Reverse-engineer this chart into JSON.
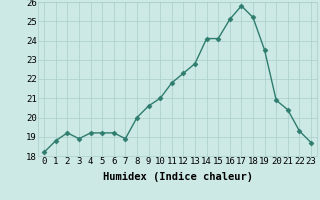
{
  "x": [
    0,
    1,
    2,
    3,
    4,
    5,
    6,
    7,
    8,
    9,
    10,
    11,
    12,
    13,
    14,
    15,
    16,
    17,
    18,
    19,
    20,
    21,
    22,
    23
  ],
  "y": [
    18.2,
    18.8,
    19.2,
    18.9,
    19.2,
    19.2,
    19.2,
    18.9,
    20.0,
    20.6,
    21.0,
    21.8,
    22.3,
    22.8,
    24.1,
    24.1,
    25.1,
    25.8,
    25.2,
    23.5,
    20.9,
    20.4,
    19.3,
    18.7
  ],
  "line_color": "#2e7d6e",
  "marker": "D",
  "marker_size": 2.5,
  "bg_color": "#cce9e5",
  "grid_color": "#aacfca",
  "xlabel": "Humidex (Indice chaleur)",
  "ylim": [
    18,
    26
  ],
  "xlim": [
    -0.5,
    23.5
  ],
  "yticks": [
    18,
    19,
    20,
    21,
    22,
    23,
    24,
    25,
    26
  ],
  "xticks": [
    0,
    1,
    2,
    3,
    4,
    5,
    6,
    7,
    8,
    9,
    10,
    11,
    12,
    13,
    14,
    15,
    16,
    17,
    18,
    19,
    20,
    21,
    22,
    23
  ],
  "line_width": 1.0,
  "xlabel_fontsize": 7.5,
  "tick_fontsize": 6.5
}
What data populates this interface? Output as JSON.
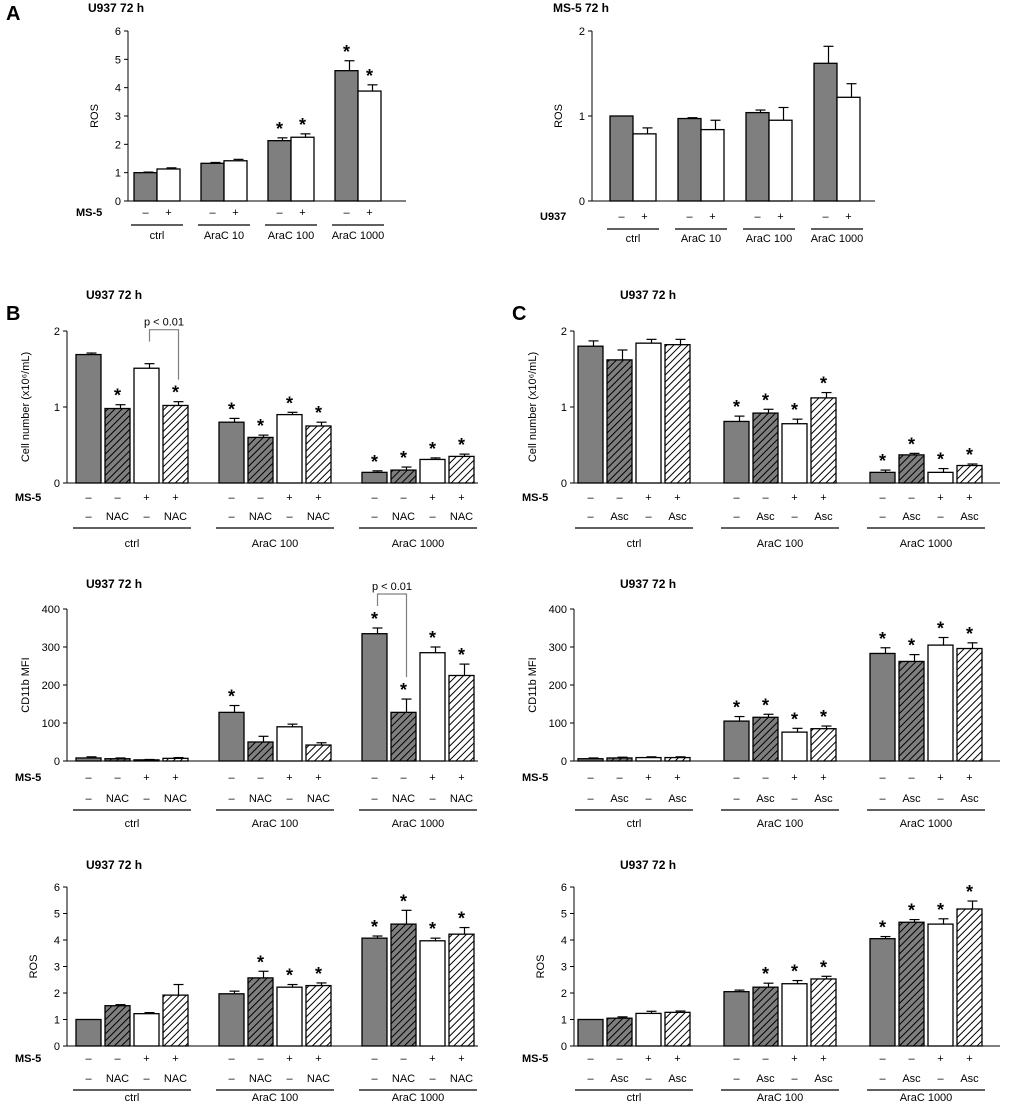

What to work on: Find all the lines containing "this" in the material, then copy them.

Result below:
Reverse-engineer this chart into JSON.
What data populates this interface? Output as JSON.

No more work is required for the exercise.